## PROBLEM DETAILS
Copy out the whole listing exactly as written, leaving the pictures behind.

## GIVEN RECORDS
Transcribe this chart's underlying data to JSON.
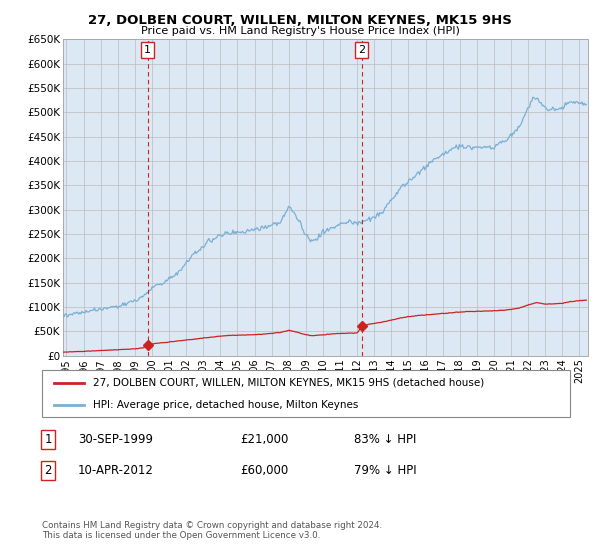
{
  "title": "27, DOLBEN COURT, WILLEN, MILTON KEYNES, MK15 9HS",
  "subtitle": "Price paid vs. HM Land Registry's House Price Index (HPI)",
  "background_color": "#ffffff",
  "plot_bg_color": "#dce9f5",
  "grid_color": "#bbbbbb",
  "hpi_color": "#7aafd4",
  "price_color": "#cc2222",
  "sale1_x": 1999.747,
  "sale1_price": 21000,
  "sale2_x": 2012.274,
  "sale2_price": 60000,
  "ylim": [
    0,
    650000
  ],
  "xlim_start": 1994.8,
  "xlim_end": 2025.5,
  "yticks": [
    0,
    50000,
    100000,
    150000,
    200000,
    250000,
    300000,
    350000,
    400000,
    450000,
    500000,
    550000,
    600000,
    650000
  ],
  "ytick_labels": [
    "£0",
    "£50K",
    "£100K",
    "£150K",
    "£200K",
    "£250K",
    "£300K",
    "£350K",
    "£400K",
    "£450K",
    "£500K",
    "£550K",
    "£600K",
    "£650K"
  ],
  "xtick_years": [
    1995,
    1996,
    1997,
    1998,
    1999,
    2000,
    2001,
    2002,
    2003,
    2004,
    2005,
    2006,
    2007,
    2008,
    2009,
    2010,
    2011,
    2012,
    2013,
    2014,
    2015,
    2016,
    2017,
    2018,
    2019,
    2020,
    2021,
    2022,
    2023,
    2024,
    2025
  ],
  "legend_price_label": "27, DOLBEN COURT, WILLEN, MILTON KEYNES, MK15 9HS (detached house)",
  "legend_hpi_label": "HPI: Average price, detached house, Milton Keynes",
  "note1_num": "1",
  "note1_date": "30-SEP-1999",
  "note1_price": "£21,000",
  "note1_pct": "83% ↓ HPI",
  "note2_num": "2",
  "note2_date": "10-APR-2012",
  "note2_price": "£60,000",
  "note2_pct": "79% ↓ HPI",
  "footer": "Contains HM Land Registry data © Crown copyright and database right 2024.\nThis data is licensed under the Open Government Licence v3.0."
}
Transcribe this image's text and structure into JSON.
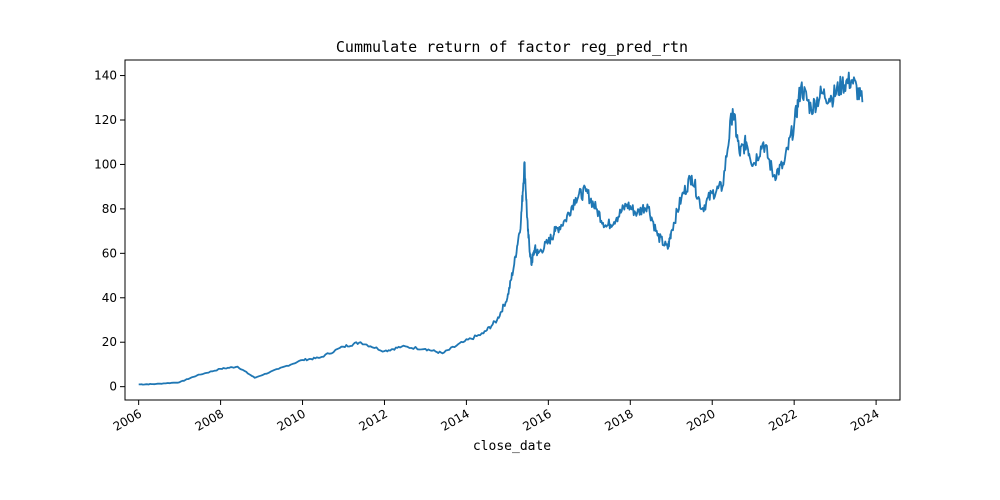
{
  "chart_data": {
    "type": "line",
    "title": "Cummulate return of factor reg_pred_rtn",
    "xlabel": "close_date",
    "ylabel": "",
    "xlim": [
      "2005-09-01",
      "2024-08-01"
    ],
    "ylim": [
      -6,
      147
    ],
    "xticks": [
      "2006",
      "2008",
      "2010",
      "2012",
      "2014",
      "2016",
      "2018",
      "2020",
      "2022",
      "2024"
    ],
    "yticks": [
      0,
      20,
      40,
      60,
      80,
      100,
      120,
      140
    ],
    "grid": false,
    "legend": "none",
    "color": "#1f77b4",
    "series": [
      {
        "x": [
          "2006-01-01",
          "2006-06-01",
          "2007-01-01",
          "2007-06-01",
          "2008-01-01",
          "2008-06-01",
          "2008-11-01",
          "2009-06-01",
          "2010-01-01",
          "2010-06-01",
          "2011-01-01",
          "2011-06-01",
          "2012-01-01",
          "2012-06-01",
          "2013-01-01",
          "2013-06-01",
          "2013-12-01",
          "2014-06-01",
          "2014-10-01",
          "2015-01-01",
          "2015-03-01",
          "2015-05-01",
          "2015-06-01",
          "2015-07-01",
          "2015-08-01",
          "2015-09-01",
          "2015-10-01",
          "2016-01-01",
          "2016-03-01",
          "2016-06-01",
          "2016-09-01",
          "2016-12-01",
          "2017-03-01",
          "2017-06-01",
          "2017-09-01",
          "2017-12-01",
          "2018-03-01",
          "2018-06-01",
          "2018-09-01",
          "2018-12-01",
          "2019-01-01",
          "2019-04-01",
          "2019-07-01",
          "2019-10-01",
          "2020-01-01",
          "2020-04-01",
          "2020-07-01",
          "2020-09-01",
          "2020-11-01",
          "2021-01-01",
          "2021-04-01",
          "2021-07-01",
          "2021-10-01",
          "2022-01-01",
          "2022-03-01",
          "2022-06-01",
          "2022-09-01",
          "2022-12-01",
          "2023-03-01",
          "2023-06-01",
          "2023-09-01"
        ],
        "y": [
          1,
          1.2,
          2,
          5,
          8,
          9,
          4,
          8,
          12,
          13,
          18,
          20,
          16,
          18,
          17,
          15,
          20,
          24,
          30,
          40,
          55,
          75,
          101,
          70,
          55,
          62,
          60,
          65,
          70,
          75,
          85,
          88,
          80,
          72,
          76,
          82,
          78,
          82,
          68,
          62,
          70,
          85,
          95,
          80,
          87,
          90,
          125,
          105,
          110,
          100,
          110,
          95,
          100,
          118,
          135,
          125,
          132,
          130,
          136,
          138,
          128
        ]
      }
    ]
  }
}
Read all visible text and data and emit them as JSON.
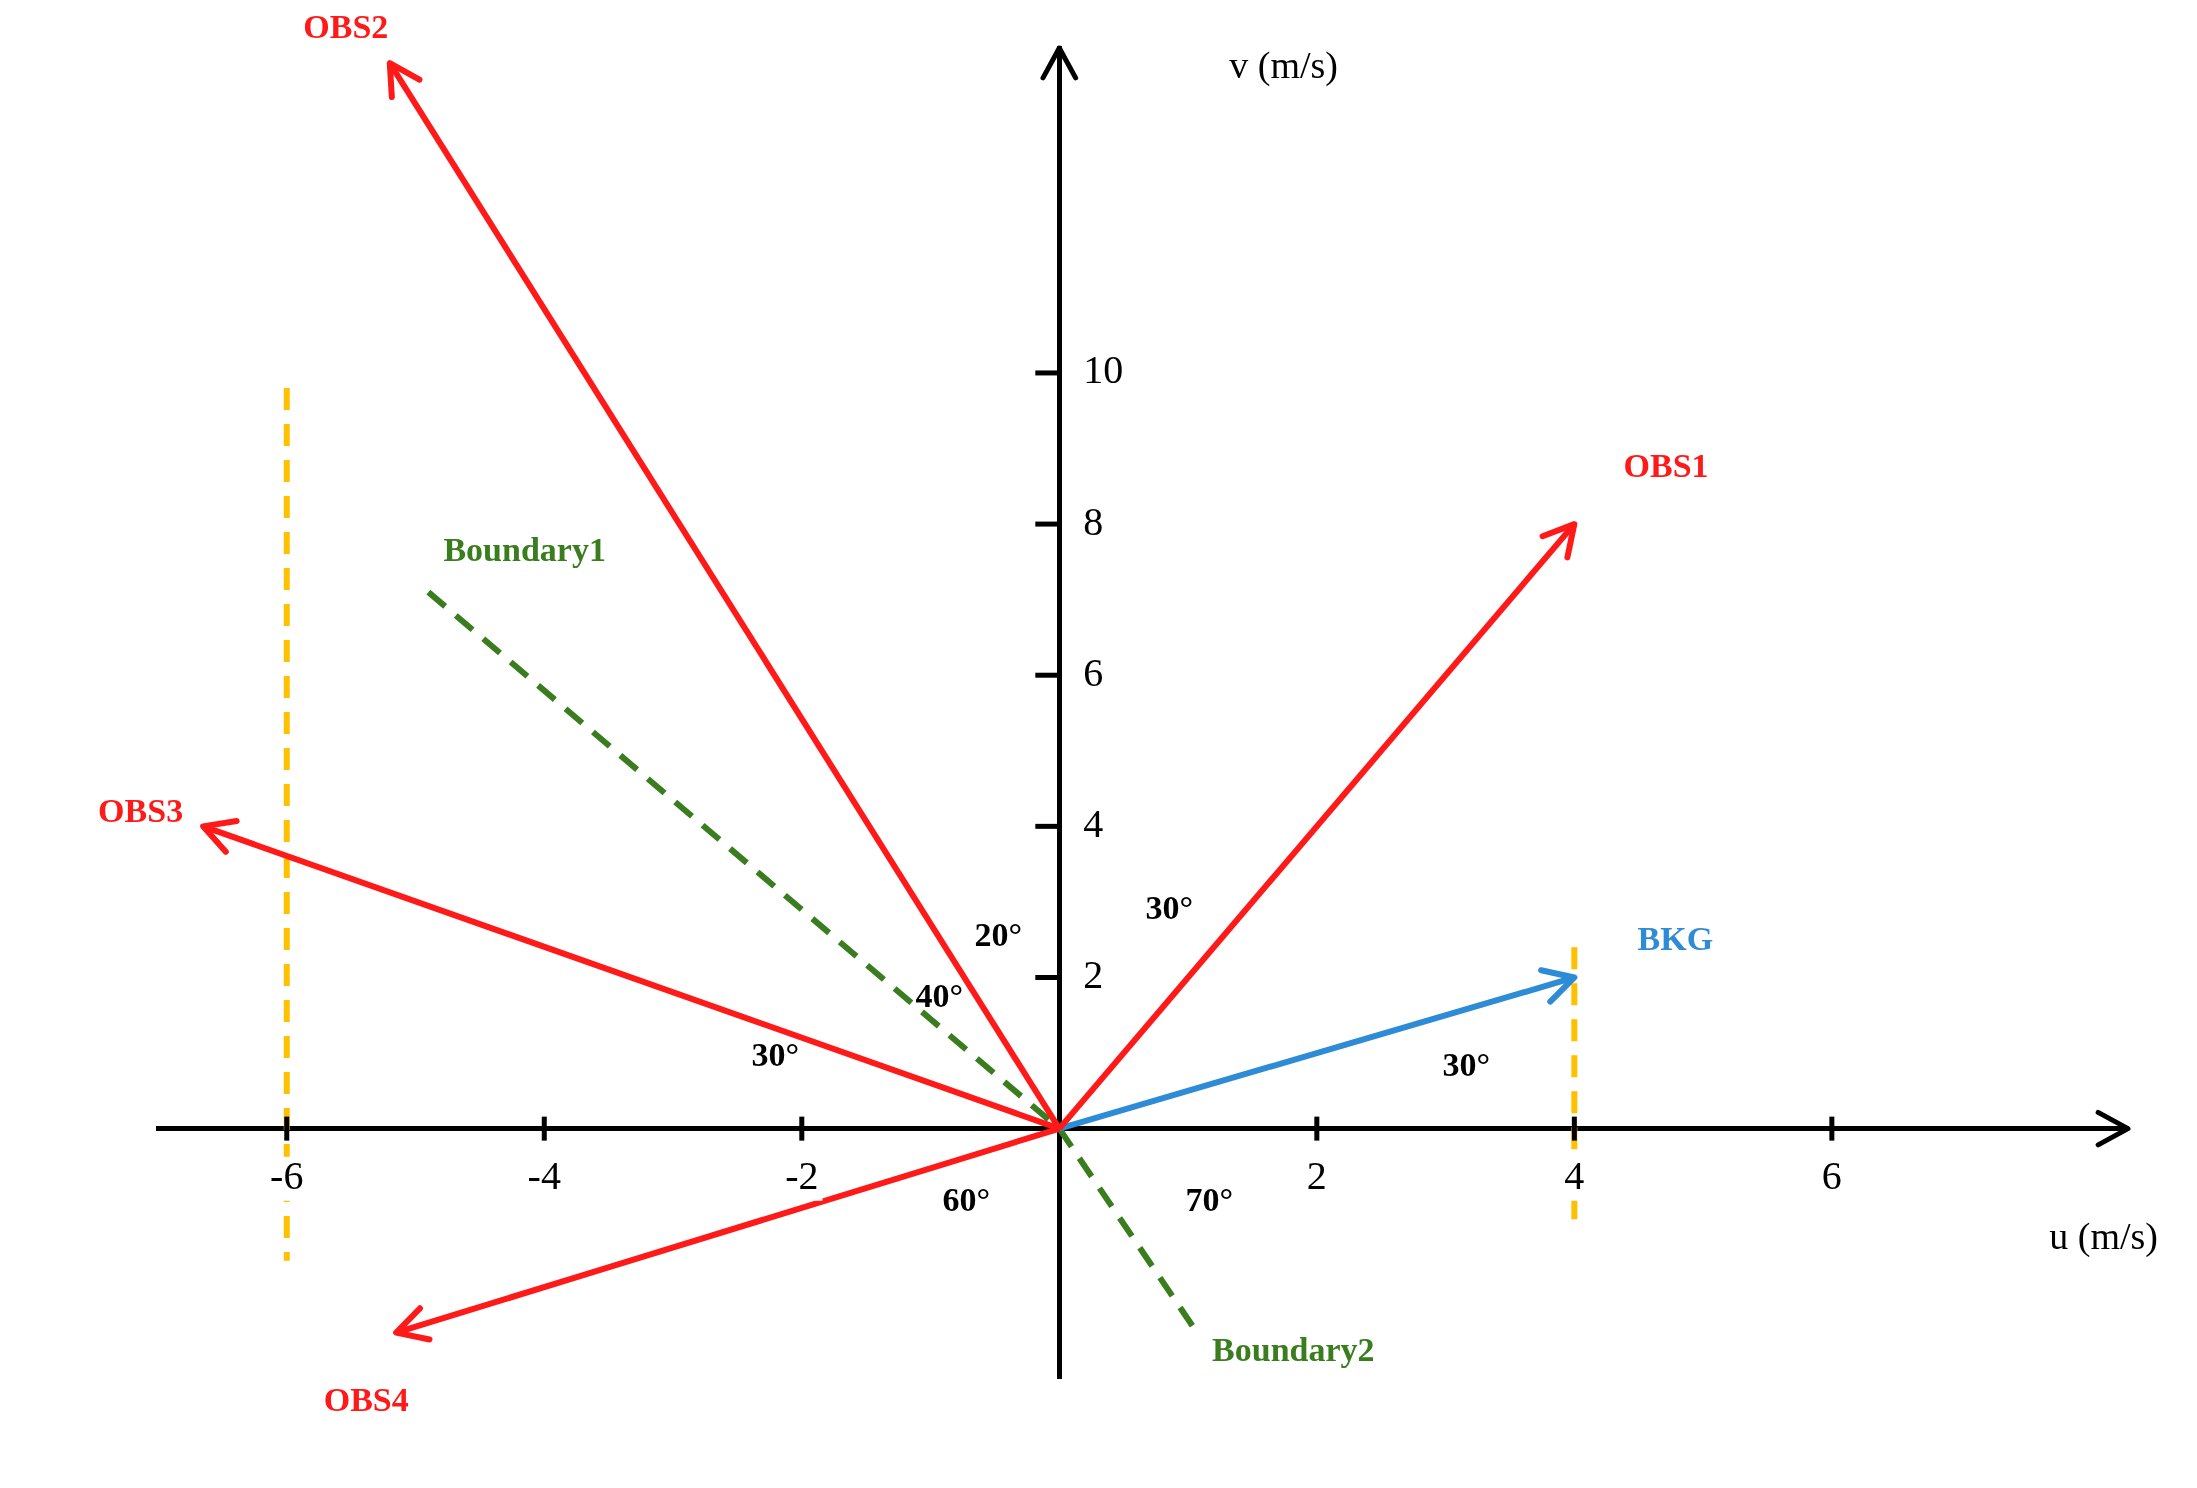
{
  "chart_data": {
    "type": "line",
    "xlabel": "u (m/s)",
    "ylabel": "v (m/s)",
    "xlim": [
      -7,
      8.3
    ],
    "ylim": [
      -3.3,
      14.3
    ],
    "xticks": [
      -6,
      -4,
      -2,
      2,
      4,
      6
    ],
    "yticks": [
      2,
      4,
      6,
      8,
      10
    ],
    "grid": false,
    "legend": false,
    "marker": "none",
    "series": [
      {
        "name": "OBS1",
        "color": "#ff1a1a",
        "x": [
          0,
          4
        ],
        "values": [
          0,
          8
        ],
        "line_style": "solid"
      },
      {
        "name": "OBS2",
        "color": "#ff1a1a",
        "x": [
          0,
          -5.2
        ],
        "values": [
          0,
          14.1
        ],
        "line_style": "solid"
      },
      {
        "name": "OBS3",
        "color": "#ff1a1a",
        "x": [
          0,
          -6.65
        ],
        "values": [
          0,
          4
        ],
        "line_style": "solid"
      },
      {
        "name": "OBS4",
        "color": "#ff1a1a",
        "x": [
          0,
          -5.15
        ],
        "values": [
          0,
          -2.7
        ],
        "line_style": "solid"
      },
      {
        "name": "BKG",
        "color": "#2e8bd6",
        "x": [
          0,
          4
        ],
        "values": [
          0,
          2
        ],
        "line_style": "solid"
      },
      {
        "color": "#3a7d1e",
        "x": [
          -4.9,
          0,
          1.07
        ],
        "values": [
          7.1,
          0,
          -2.7
        ],
        "line_style": "dashed"
      },
      {
        "color": "#ffc000",
        "x": [
          -6,
          -6
        ],
        "values": [
          9.8,
          -1.75
        ],
        "line_style": "dashed"
      },
      {
        "color": "#ffc000",
        "x": [
          4,
          4
        ],
        "values": [
          2.4,
          -1.2
        ],
        "line_style": "dashed"
      }
    ],
    "annotations": [
      {
        "text": "Boundary1",
        "x": -4.9,
        "y": 7.1
      },
      {
        "text": "Boundary2",
        "x": 1.07,
        "y": -2.7
      },
      "30°",
      "20°",
      "40°",
      "30°",
      "30°",
      "60°",
      "70°"
    ]
  }
}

## SOLVED PROBLEM
Transcribe this chart's underlying data to JSON.
{
  "title": "27, DOLBEN COURT, WILLEN, MILTON KEYNES, MK15 9HS",
  "subtitle": "Price paid vs. HM Land Registry's House Price Index (HPI)",
  "background_color": "#ffffff",
  "plot_bg_color": "#dce9f5",
  "grid_color": "#bbbbbb",
  "hpi_color": "#7aafd4",
  "price_color": "#cc2222",
  "sale1_x": 1999.747,
  "sale1_price": 21000,
  "sale2_x": 2012.274,
  "sale2_price": 60000,
  "ylim": [
    0,
    650000
  ],
  "xlim_start": 1994.8,
  "xlim_end": 2025.5,
  "yticks": [
    0,
    50000,
    100000,
    150000,
    200000,
    250000,
    300000,
    350000,
    400000,
    450000,
    500000,
    550000,
    600000,
    650000
  ],
  "ytick_labels": [
    "£0",
    "£50K",
    "£100K",
    "£150K",
    "£200K",
    "£250K",
    "£300K",
    "£350K",
    "£400K",
    "£450K",
    "£500K",
    "£550K",
    "£600K",
    "£650K"
  ],
  "xtick_years": [
    1995,
    1996,
    1997,
    1998,
    1999,
    2000,
    2001,
    2002,
    2003,
    2004,
    2005,
    2006,
    2007,
    2008,
    2009,
    2010,
    2011,
    2012,
    2013,
    2014,
    2015,
    2016,
    2017,
    2018,
    2019,
    2020,
    2021,
    2022,
    2023,
    2024,
    2025
  ],
  "legend_price_label": "27, DOLBEN COURT, WILLEN, MILTON KEYNES, MK15 9HS (detached house)",
  "legend_hpi_label": "HPI: Average price, detached house, Milton Keynes",
  "note1_num": "1",
  "note1_date": "30-SEP-1999",
  "note1_price": "£21,000",
  "note1_pct": "83% ↓ HPI",
  "note2_num": "2",
  "note2_date": "10-APR-2012",
  "note2_price": "£60,000",
  "note2_pct": "79% ↓ HPI",
  "footer": "Contains HM Land Registry data © Crown copyright and database right 2024.\nThis data is licensed under the Open Government Licence v3.0."
}
Transcribe this image's text and structure into JSON.
{
  "chart_data": {
    "type": "line",
    "title": "Cummulate return of factor reg_pred_rtn",
    "xlabel": "close_date",
    "ylabel": "",
    "xlim": [
      "2005-09-01",
      "2024-08-01"
    ],
    "ylim": [
      -6,
      147
    ],
    "xticks": [
      "2006",
      "2008",
      "2010",
      "2012",
      "2014",
      "2016",
      "2018",
      "2020",
      "2022",
      "2024"
    ],
    "yticks": [
      0,
      20,
      40,
      60,
      80,
      100,
      120,
      140
    ],
    "grid": false,
    "legend": "none",
    "color": "#1f77b4",
    "series": [
      {
        "x": [
          "2006-01-01",
          "2006-06-01",
          "2007-01-01",
          "2007-06-01",
          "2008-01-01",
          "2008-06-01",
          "2008-11-01",
          "2009-06-01",
          "2010-01-01",
          "2010-06-01",
          "2011-01-01",
          "2011-06-01",
          "2012-01-01",
          "2012-06-01",
          "2013-01-01",
          "2013-06-01",
          "2013-12-01",
          "2014-06-01",
          "2014-10-01",
          "2015-01-01",
          "2015-03-01",
          "2015-05-01",
          "2015-06-01",
          "2015-07-01",
          "2015-08-01",
          "2015-09-01",
          "2015-10-01",
          "2016-01-01",
          "2016-03-01",
          "2016-06-01",
          "2016-09-01",
          "2016-12-01",
          "2017-03-01",
          "2017-06-01",
          "2017-09-01",
          "2017-12-01",
          "2018-03-01",
          "2018-06-01",
          "2018-09-01",
          "2018-12-01",
          "2019-01-01",
          "2019-04-01",
          "2019-07-01",
          "2019-10-01",
          "2020-01-01",
          "2020-04-01",
          "2020-07-01",
          "2020-09-01",
          "2020-11-01",
          "2021-01-01",
          "2021-04-01",
          "2021-07-01",
          "2021-10-01",
          "2022-01-01",
          "2022-03-01",
          "2022-06-01",
          "2022-09-01",
          "2022-12-01",
          "2023-03-01",
          "2023-06-01",
          "2023-09-01"
        ],
        "y": [
          1,
          1.2,
          2,
          5,
          8,
          9,
          4,
          8,
          12,
          13,
          18,
          20,
          16,
          18,
          17,
          15,
          20,
          24,
          30,
          40,
          55,
          75,
          101,
          70,
          55,
          62,
          60,
          65,
          70,
          75,
          85,
          88,
          80,
          72,
          76,
          82,
          78,
          82,
          68,
          62,
          70,
          85,
          95,
          80,
          87,
          90,
          125,
          105,
          110,
          100,
          110,
          95,
          100,
          118,
          135,
          125,
          132,
          130,
          136,
          138,
          128
        ]
      }
    ]
  }
}
Read all visible text and data and emit them as JSON.
{
  "chart_data": {
    "type": "line",
    "xlabel": "u (m/s)",
    "ylabel": "v (m/s)",
    "xlim": [
      -7,
      8.3
    ],
    "ylim": [
      -3.3,
      14.3
    ],
    "xticks": [
      -6,
      -4,
      -2,
      2,
      4,
      6
    ],
    "yticks": [
      2,
      4,
      6,
      8,
      10
    ],
    "grid": false,
    "legend": false,
    "marker": "none",
    "series": [
      {
        "name": "OBS1",
        "color": "#ff1a1a",
        "x": [
          0,
          4
        ],
        "values": [
          0,
          8
        ],
        "line_style": "solid"
      },
      {
        "name": "OBS2",
        "color": "#ff1a1a",
        "x": [
          0,
          -5.2
        ],
        "values": [
          0,
          14.1
        ],
        "line_style": "solid"
      },
      {
        "name": "OBS3",
        "color": "#ff1a1a",
        "x": [
          0,
          -6.65
        ],
        "values": [
          0,
          4
        ],
        "line_style": "solid"
      },
      {
        "name": "OBS4",
        "color": "#ff1a1a",
        "x": [
          0,
          -5.15
        ],
        "values": [
          0,
          -2.7
        ],
        "line_style": "solid"
      },
      {
        "name": "BKG",
        "color": "#2e8bd6",
        "x": [
          0,
          4
        ],
        "values": [
          0,
          2
        ],
        "line_style": "solid"
      },
      {
        "color": "#3a7d1e",
        "x": [
          -4.9,
          0,
          1.07
        ],
        "values": [
          7.1,
          0,
          -2.7
        ],
        "line_style": "dashed"
      },
      {
        "color": "#ffc000",
        "x": [
          -6,
          -6
        ],
        "values": [
          9.8,
          -1.75
        ],
        "line_style": "dashed"
      },
      {
        "color": "#ffc000",
        "x": [
          4,
          4
        ],
        "values": [
          2.4,
          -1.2
        ],
        "line_style": "dashed"
      }
    ],
    "annotations": [
      {
        "text": "Boundary1",
        "x": -4.9,
        "y": 7.1
      },
      {
        "text": "Boundary2",
        "x": 1.07,
        "y": -2.7
      },
      "30°",
      "20°",
      "40°",
      "30°",
      "30°",
      "60°",
      "70°"
    ]
  }
}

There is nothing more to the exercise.